== DATA PROVIDED ==
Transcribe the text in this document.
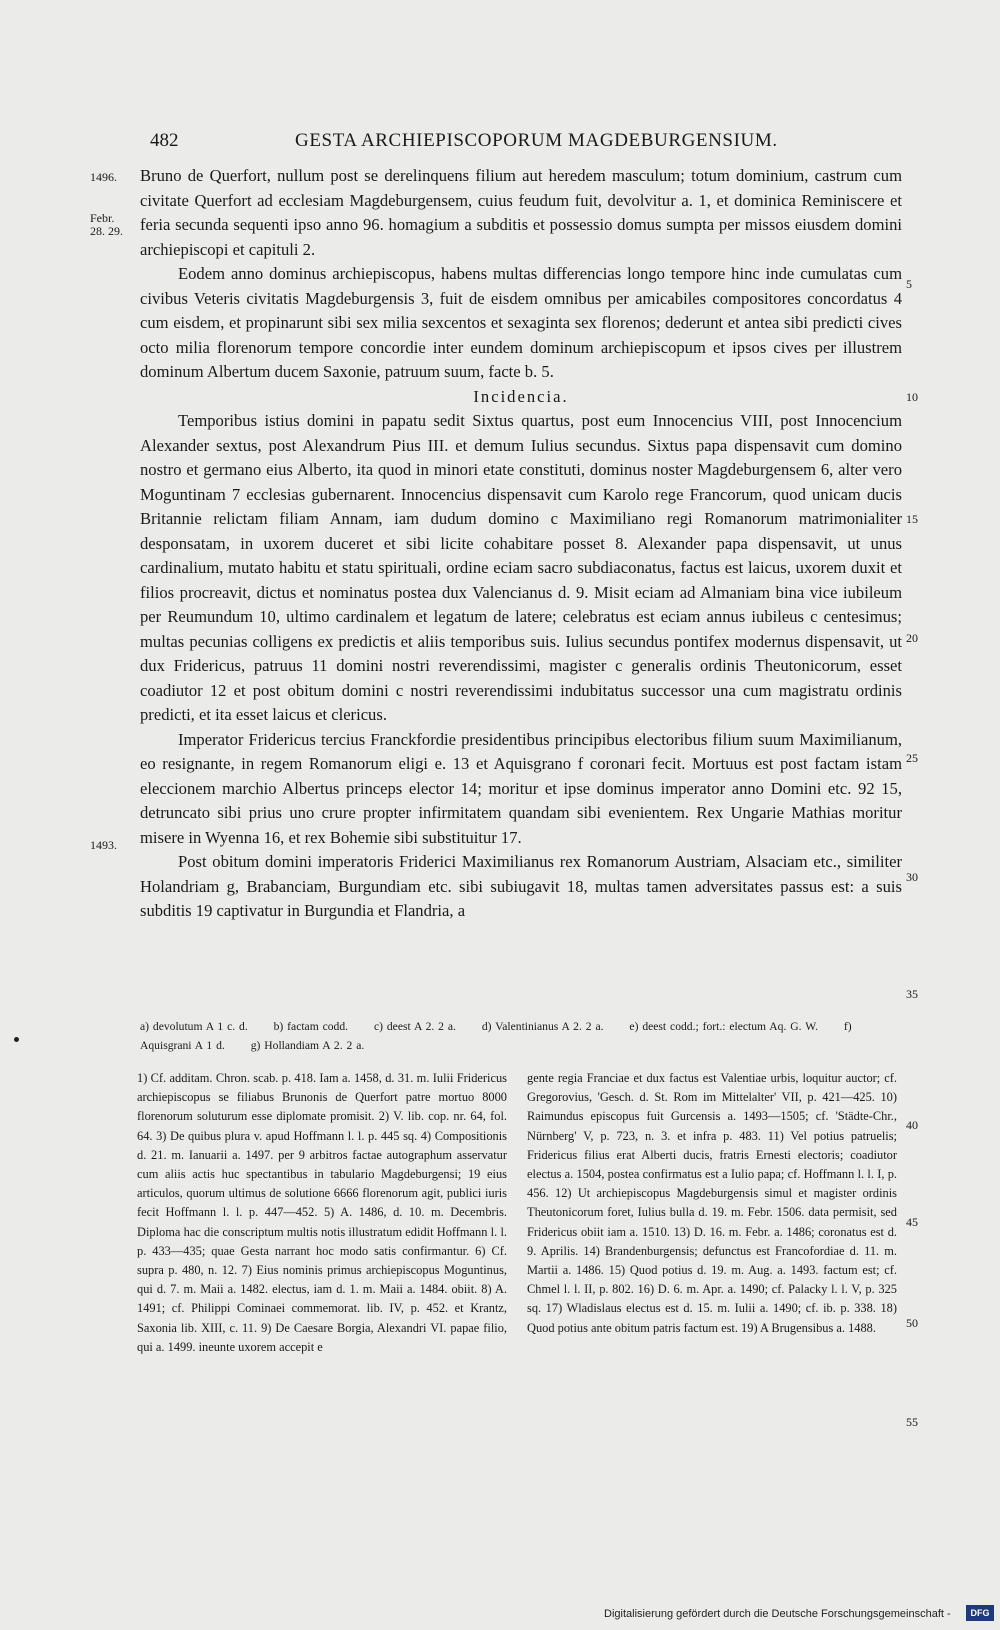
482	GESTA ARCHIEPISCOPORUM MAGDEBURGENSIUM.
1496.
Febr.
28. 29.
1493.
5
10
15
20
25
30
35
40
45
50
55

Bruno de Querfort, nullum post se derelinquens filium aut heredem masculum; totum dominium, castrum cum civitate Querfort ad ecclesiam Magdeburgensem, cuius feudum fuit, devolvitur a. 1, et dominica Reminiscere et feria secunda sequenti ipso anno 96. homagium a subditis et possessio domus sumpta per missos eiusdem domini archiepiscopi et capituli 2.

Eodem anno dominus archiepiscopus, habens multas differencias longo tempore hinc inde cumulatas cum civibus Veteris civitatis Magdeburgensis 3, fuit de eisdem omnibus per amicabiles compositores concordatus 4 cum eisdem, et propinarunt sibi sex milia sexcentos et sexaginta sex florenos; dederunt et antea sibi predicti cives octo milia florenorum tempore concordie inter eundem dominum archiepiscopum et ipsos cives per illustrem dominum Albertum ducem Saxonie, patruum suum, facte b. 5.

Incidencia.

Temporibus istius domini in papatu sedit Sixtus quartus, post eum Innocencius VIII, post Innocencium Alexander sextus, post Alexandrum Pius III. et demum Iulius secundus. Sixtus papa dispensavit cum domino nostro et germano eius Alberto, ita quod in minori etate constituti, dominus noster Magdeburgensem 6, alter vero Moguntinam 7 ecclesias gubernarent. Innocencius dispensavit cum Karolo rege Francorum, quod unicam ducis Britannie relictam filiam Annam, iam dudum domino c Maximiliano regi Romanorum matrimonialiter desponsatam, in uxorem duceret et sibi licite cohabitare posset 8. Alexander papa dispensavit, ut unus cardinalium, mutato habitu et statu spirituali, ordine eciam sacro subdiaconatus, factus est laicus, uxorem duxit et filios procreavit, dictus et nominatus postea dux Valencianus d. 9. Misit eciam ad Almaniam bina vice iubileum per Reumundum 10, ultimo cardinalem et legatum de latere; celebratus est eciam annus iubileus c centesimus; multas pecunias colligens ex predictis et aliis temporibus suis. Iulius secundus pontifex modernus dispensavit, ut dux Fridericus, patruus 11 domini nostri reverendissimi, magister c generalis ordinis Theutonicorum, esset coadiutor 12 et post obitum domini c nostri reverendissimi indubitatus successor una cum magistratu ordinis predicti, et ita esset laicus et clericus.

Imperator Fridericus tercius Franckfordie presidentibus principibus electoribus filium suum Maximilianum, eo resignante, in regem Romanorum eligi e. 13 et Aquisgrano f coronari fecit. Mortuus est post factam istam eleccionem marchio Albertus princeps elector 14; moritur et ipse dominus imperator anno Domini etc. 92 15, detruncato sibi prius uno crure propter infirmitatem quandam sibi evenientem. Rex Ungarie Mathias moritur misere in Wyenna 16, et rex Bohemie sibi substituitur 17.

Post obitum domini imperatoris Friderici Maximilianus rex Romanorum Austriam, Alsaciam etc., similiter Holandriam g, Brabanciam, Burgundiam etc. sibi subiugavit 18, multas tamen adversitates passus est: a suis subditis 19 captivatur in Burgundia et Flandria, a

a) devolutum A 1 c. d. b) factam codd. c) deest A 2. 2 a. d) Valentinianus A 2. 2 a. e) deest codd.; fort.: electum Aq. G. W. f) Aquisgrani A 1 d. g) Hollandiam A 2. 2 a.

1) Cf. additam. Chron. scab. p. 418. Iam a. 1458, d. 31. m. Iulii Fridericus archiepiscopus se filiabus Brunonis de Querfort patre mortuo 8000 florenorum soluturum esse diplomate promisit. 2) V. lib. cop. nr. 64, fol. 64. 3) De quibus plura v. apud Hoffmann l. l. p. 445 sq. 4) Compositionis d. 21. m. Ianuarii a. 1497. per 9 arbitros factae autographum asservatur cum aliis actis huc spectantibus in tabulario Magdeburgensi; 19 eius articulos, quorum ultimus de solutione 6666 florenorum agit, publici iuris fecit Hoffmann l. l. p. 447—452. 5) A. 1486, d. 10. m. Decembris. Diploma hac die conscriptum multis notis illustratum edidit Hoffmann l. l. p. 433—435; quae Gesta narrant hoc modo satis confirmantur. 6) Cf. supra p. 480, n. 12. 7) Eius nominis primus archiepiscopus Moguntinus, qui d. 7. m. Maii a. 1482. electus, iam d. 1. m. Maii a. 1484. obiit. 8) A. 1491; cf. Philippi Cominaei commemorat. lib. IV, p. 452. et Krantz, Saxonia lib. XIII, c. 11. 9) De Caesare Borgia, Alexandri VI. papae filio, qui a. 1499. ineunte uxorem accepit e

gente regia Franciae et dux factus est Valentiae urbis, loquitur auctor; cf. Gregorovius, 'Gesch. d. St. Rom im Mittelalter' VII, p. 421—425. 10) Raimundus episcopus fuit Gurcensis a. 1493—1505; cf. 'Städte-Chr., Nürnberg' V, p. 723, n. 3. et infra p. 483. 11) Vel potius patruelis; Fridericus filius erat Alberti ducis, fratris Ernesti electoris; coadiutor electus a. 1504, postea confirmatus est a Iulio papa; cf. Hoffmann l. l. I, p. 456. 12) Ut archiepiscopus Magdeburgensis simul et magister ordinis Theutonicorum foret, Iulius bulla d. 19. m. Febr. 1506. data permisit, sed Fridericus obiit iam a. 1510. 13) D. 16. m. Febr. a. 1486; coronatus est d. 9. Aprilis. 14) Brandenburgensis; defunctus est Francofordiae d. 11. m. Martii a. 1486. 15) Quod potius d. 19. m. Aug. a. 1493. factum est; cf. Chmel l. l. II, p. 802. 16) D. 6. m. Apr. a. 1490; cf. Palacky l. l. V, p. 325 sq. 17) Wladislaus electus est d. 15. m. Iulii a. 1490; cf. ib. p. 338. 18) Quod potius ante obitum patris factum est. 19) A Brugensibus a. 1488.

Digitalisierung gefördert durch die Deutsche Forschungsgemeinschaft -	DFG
===
== DATA PROVIDED ==
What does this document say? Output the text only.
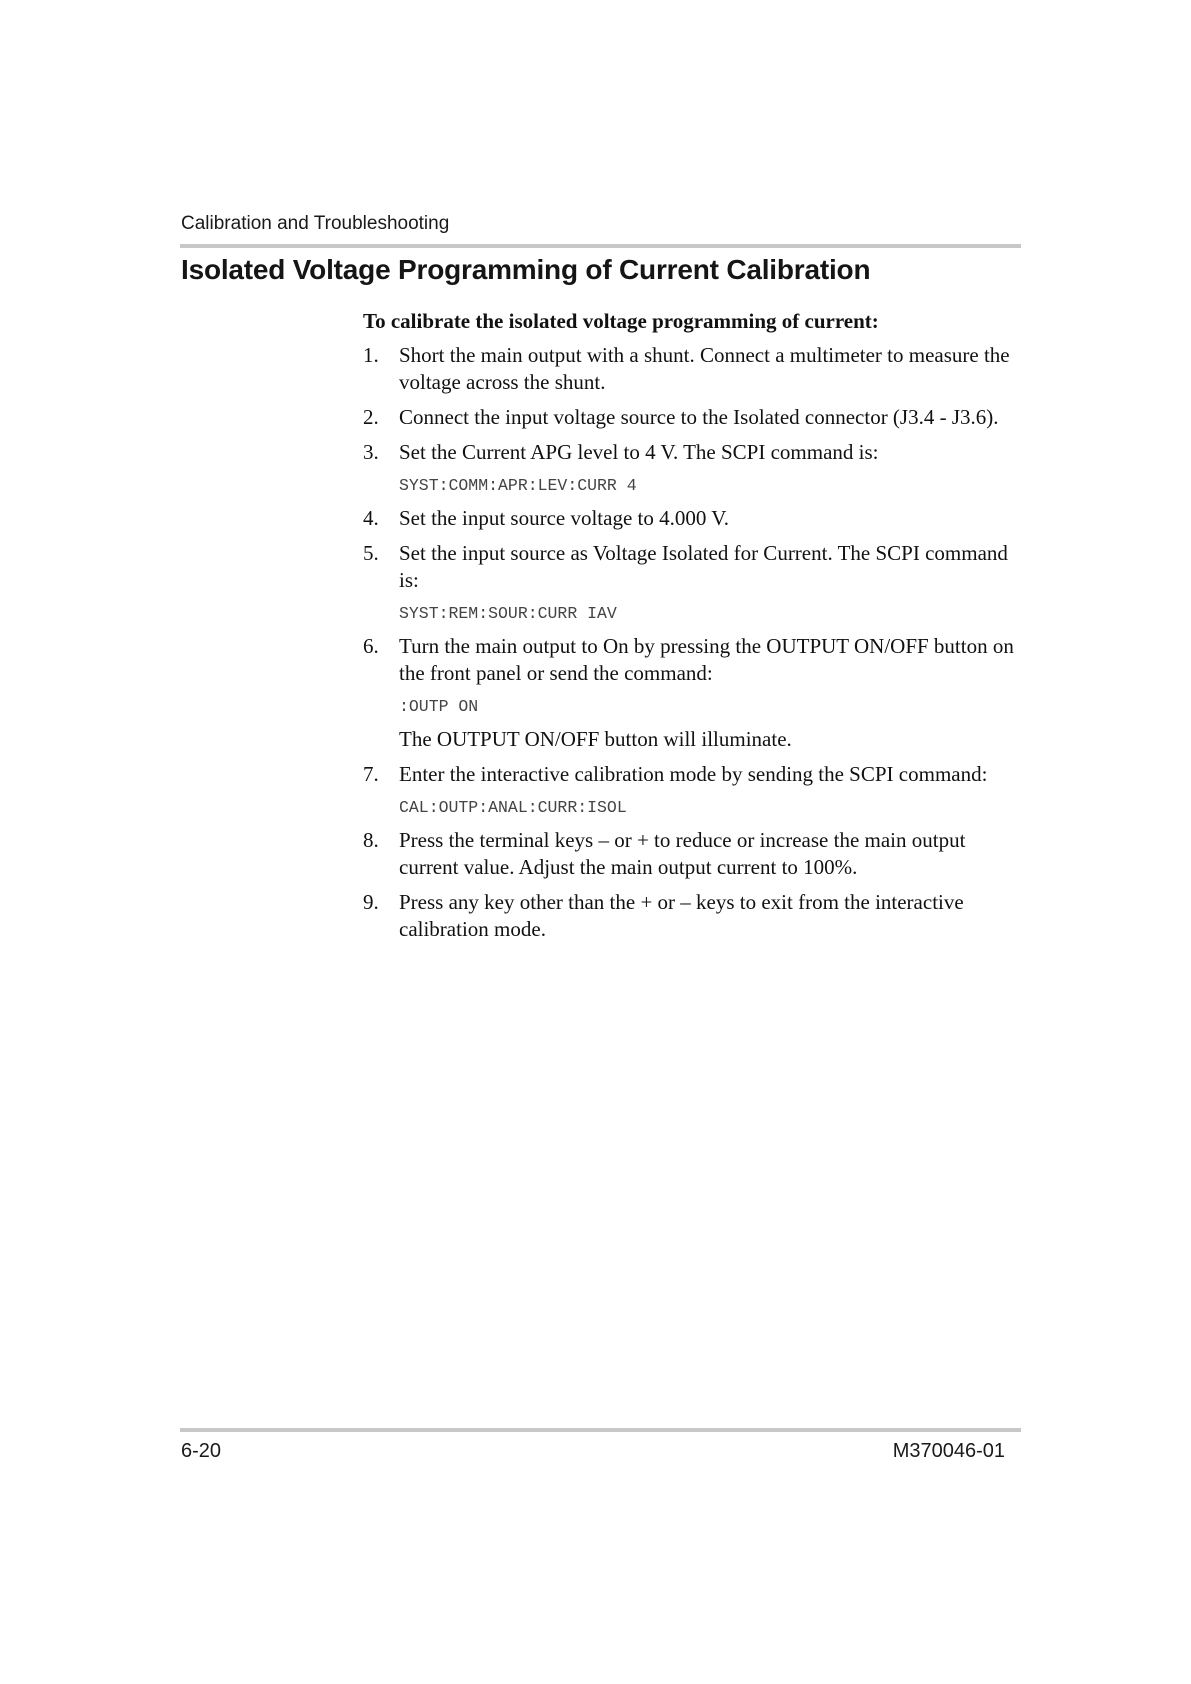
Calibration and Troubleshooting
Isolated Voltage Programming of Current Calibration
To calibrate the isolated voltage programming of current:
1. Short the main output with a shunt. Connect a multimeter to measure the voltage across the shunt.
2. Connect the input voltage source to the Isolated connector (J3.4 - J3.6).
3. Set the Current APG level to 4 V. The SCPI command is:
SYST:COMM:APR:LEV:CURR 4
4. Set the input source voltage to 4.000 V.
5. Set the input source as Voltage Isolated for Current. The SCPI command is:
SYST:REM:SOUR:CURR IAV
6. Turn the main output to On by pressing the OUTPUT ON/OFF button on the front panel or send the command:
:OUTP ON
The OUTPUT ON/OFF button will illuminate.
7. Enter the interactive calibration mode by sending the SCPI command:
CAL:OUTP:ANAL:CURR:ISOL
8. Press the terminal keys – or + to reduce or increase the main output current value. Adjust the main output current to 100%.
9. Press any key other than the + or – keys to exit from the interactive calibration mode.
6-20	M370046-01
===
#### [TO DO]
Give the count of lines in the data shown above that contain "main", and nothing else.

#### [RESULT FOR THIS TASK]
3